··· Extract to read ···
August 13, 2024
The risk for essential thrombocythemia-related events in patients with the disease can be predicted using currently available clinical data, researchers wrote in a letter to the editor appearing in Blood Cancer Journal.
“Although considered the most indolent myeloproliferative neoplasm (MPN), essential thrombocythemia (ET) is linked to burdensome vasomotor symptoms and potentially fatal complications that include thrombosis, hemorrhage, and disease progression to myelofibrosis and aggressive myeloid neoplasms,” Ghaith Abu-Zeinah, MD, a hematologist and oncologist at the Richard T. Silver Myeloproliferative Neoplasms Center at Weill Cornell Medicine, New York, and colleagues wrote. “Prognostic measures to identify those at greatest risk for thrombosis, progression, and death in ET [events] are important for timely risk-adapted intervention with available treatments, and for development of interventional trials to improve event-free survival [EFS]. But predicting risks of events in ET has been difficult because ET is an uncommon and clinically heterogeneous chronic disease.”
Predicting excess mortality and disease progression related to ET presents challenges because such events often occur decades after a patient is diagnosed, the researchers continued.
“Thus, retrospective analysis of large cohorts with sufficiently long follow-up is required to identify prognostic measures to stratify risk in patients with ET,” they wrote.
···
- **Exercise aim**
From the article on essential thrombocythemia risk above, reproduce the text starting at "August 13, 2024" and ending at "Blood Cancer Journal.".
··· Given records ···
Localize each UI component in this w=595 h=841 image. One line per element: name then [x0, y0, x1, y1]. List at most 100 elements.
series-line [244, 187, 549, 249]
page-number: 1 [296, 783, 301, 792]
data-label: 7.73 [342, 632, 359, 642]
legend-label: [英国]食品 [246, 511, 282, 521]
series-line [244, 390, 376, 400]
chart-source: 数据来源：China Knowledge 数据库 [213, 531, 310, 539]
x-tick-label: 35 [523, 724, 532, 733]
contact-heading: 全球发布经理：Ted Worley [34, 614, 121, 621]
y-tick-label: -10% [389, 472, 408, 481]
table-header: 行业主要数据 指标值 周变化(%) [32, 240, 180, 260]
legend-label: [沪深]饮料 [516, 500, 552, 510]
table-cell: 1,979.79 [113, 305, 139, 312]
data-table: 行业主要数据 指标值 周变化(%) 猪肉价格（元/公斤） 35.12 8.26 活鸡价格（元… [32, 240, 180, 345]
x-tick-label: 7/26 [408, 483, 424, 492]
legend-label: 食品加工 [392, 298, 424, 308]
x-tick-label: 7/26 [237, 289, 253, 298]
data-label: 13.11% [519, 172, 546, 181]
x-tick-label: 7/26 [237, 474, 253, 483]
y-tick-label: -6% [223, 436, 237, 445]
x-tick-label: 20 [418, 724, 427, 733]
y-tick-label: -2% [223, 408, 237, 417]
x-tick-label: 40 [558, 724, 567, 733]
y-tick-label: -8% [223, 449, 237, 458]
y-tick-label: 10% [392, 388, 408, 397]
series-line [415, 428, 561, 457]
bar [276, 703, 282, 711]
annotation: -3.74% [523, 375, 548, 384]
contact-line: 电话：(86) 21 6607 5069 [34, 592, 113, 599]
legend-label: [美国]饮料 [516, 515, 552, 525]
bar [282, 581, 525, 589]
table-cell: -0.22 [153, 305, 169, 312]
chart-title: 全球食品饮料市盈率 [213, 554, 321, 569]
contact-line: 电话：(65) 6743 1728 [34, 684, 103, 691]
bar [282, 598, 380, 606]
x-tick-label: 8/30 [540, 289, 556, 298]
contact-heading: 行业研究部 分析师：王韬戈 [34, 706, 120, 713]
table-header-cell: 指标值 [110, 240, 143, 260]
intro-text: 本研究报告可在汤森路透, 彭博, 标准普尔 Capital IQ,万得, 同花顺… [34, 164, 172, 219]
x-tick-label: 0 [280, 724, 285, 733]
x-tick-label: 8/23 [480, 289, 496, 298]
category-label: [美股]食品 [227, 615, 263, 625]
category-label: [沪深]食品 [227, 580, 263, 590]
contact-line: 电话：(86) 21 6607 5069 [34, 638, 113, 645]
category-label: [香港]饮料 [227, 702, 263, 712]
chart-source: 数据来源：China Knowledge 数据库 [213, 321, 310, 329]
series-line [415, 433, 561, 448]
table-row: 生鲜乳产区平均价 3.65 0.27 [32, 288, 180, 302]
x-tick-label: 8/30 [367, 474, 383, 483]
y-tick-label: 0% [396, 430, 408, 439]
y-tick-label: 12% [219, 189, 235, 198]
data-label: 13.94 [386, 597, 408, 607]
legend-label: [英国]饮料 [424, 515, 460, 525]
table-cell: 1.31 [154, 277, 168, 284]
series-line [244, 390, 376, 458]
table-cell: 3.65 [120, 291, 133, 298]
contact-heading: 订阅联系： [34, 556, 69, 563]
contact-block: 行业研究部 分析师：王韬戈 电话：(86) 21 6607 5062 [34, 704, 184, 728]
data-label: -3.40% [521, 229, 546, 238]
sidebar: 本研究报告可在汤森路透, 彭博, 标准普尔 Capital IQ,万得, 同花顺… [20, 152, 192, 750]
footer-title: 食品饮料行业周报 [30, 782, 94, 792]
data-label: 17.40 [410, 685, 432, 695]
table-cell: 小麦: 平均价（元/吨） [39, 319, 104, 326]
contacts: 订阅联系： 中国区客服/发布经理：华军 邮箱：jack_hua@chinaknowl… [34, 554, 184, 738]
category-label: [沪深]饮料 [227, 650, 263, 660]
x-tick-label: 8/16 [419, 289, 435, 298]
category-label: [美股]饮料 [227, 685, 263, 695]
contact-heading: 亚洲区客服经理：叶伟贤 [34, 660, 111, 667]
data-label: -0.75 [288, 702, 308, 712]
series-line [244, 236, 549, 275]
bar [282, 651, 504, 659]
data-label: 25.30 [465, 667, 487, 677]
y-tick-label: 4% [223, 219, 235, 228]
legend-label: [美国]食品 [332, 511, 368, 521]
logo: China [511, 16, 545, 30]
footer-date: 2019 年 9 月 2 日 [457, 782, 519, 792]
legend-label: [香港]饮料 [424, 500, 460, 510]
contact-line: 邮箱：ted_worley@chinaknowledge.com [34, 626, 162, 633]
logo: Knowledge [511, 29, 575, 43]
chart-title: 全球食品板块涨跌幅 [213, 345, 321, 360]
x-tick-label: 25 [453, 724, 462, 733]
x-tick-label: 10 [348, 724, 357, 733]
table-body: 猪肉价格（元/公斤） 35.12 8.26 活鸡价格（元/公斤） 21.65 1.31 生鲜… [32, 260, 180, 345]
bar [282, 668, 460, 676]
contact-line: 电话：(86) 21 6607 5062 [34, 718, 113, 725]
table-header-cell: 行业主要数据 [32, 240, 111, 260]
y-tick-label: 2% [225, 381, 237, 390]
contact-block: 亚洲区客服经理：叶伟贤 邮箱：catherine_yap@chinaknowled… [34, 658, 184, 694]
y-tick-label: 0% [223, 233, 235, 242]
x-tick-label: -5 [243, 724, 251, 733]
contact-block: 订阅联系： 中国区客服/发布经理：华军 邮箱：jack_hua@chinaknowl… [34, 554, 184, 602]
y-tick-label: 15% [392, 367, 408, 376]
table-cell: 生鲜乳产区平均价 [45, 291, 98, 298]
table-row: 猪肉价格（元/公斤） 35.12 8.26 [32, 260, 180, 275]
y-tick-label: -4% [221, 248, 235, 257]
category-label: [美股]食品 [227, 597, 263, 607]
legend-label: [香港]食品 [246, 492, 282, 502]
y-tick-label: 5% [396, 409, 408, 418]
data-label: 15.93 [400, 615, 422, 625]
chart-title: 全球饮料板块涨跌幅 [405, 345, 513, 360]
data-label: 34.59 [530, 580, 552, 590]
···
- **Reply to the exercise**
August 13, 2024
The risk for essential thrombocythemia-related events in patients with the disease can be predicted using currently available clinical data, researchers wrote in a letter to the editor appearing in Blood Cancer Journal.